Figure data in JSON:
○ ○ ○ ○

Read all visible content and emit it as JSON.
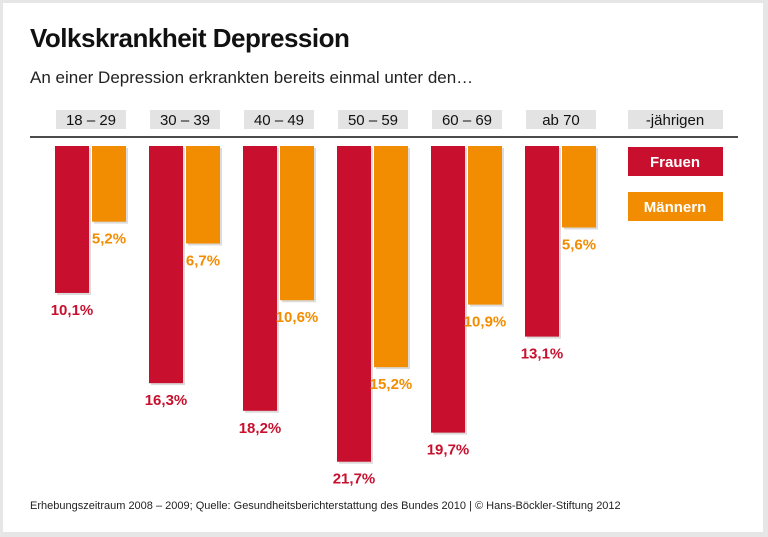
{
  "chart_data": {
    "type": "bar",
    "title": "Volkskrankheit Depression",
    "subtitle": "An einer Depression erkrankten bereits einmal unter den…",
    "categories": [
      "18 – 29",
      "30 – 39",
      "40 – 49",
      "50 – 59",
      "60 – 69",
      "ab 70"
    ],
    "category_suffix": "-jährigen",
    "series": [
      {
        "name": "Frauen",
        "color": "#c8102e",
        "values": [
          10.1,
          16.3,
          18.2,
          21.7,
          19.7,
          13.1
        ],
        "labels": [
          "10,1%",
          "16,3%",
          "18,2%",
          "21,7%",
          "19,7%",
          "13,1%"
        ]
      },
      {
        "name": "Männern",
        "color": "#f28c00",
        "values": [
          5.2,
          6.7,
          10.6,
          15.2,
          10.9,
          5.6
        ],
        "labels": [
          "5,2%",
          "6,7%",
          "10,6%",
          "15,2%",
          "10,9%",
          "5,6%"
        ]
      }
    ],
    "orientation": "downward from top axis",
    "legend": "right"
  },
  "footer": "Erhebungszeitraum 2008 – 2009; Quelle: Gesundheitsberichterstattung des Bundes 2010 | © Hans-Böckler-Stiftung 2012"
}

○ ○ ○ ○

Lines that hold the word "Depression" are the ones to return, every one of them.

    "title": "Volkskrankheit Depression",
    "subtitle": "An einer Depression erkrankten bereits einmal unter den…",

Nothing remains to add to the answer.